* Problem requirements
Reproduce every line in the listing that contains the word "STDV".

* Given records
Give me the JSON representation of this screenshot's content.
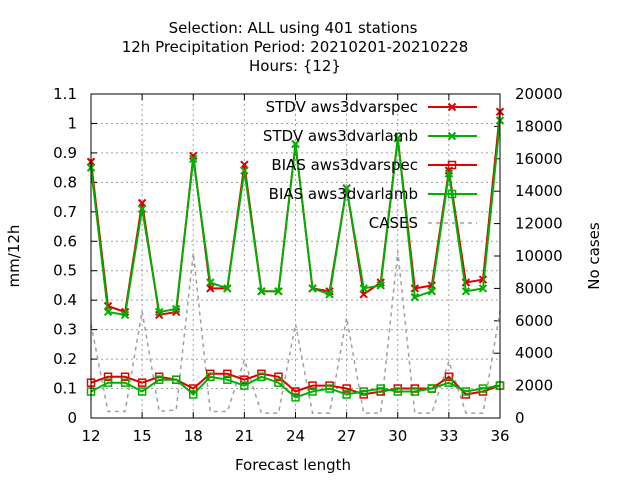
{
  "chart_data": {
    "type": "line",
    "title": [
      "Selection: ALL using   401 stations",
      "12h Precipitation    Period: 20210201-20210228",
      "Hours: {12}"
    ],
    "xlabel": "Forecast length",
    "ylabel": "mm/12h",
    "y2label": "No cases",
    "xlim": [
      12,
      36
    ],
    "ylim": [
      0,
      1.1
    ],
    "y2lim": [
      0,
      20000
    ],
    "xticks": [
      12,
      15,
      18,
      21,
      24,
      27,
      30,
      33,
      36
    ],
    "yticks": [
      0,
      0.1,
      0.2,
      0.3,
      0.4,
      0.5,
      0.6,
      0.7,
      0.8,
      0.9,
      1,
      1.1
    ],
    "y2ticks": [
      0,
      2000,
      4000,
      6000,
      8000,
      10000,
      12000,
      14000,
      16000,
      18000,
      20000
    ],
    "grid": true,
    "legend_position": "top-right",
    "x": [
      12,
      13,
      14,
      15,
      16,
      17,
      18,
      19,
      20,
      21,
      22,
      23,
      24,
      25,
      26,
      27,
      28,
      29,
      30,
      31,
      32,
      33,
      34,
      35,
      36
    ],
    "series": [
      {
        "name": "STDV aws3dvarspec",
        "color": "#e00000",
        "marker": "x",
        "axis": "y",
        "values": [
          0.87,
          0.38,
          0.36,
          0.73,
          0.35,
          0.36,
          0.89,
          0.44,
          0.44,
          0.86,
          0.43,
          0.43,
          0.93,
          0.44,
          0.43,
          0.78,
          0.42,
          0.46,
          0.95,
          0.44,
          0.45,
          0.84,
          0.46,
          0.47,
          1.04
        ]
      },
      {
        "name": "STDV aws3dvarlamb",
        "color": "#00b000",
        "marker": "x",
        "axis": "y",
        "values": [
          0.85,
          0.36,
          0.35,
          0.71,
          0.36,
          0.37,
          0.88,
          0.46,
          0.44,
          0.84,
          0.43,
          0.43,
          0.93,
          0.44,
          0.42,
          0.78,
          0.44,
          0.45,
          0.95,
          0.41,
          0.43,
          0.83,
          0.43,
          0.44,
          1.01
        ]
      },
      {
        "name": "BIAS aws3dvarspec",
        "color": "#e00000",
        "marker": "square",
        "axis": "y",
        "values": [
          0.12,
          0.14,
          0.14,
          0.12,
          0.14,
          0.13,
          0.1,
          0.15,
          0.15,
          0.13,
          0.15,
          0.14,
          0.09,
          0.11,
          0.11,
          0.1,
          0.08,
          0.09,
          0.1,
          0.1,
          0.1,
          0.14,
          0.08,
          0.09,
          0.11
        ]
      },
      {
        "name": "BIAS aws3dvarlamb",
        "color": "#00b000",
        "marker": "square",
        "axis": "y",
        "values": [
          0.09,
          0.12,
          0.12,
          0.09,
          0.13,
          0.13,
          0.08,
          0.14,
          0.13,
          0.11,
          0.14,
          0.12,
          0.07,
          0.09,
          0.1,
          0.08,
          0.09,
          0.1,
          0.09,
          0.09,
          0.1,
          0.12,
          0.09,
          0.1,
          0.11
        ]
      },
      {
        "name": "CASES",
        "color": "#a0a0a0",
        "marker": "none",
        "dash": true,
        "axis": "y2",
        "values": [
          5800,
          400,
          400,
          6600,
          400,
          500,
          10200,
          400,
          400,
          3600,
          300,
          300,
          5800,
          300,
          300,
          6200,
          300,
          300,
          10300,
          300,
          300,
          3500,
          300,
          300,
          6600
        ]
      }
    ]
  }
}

* Written answer
        "name": "STDV aws3dvarspec",
        "name": "STDV aws3dvarlamb",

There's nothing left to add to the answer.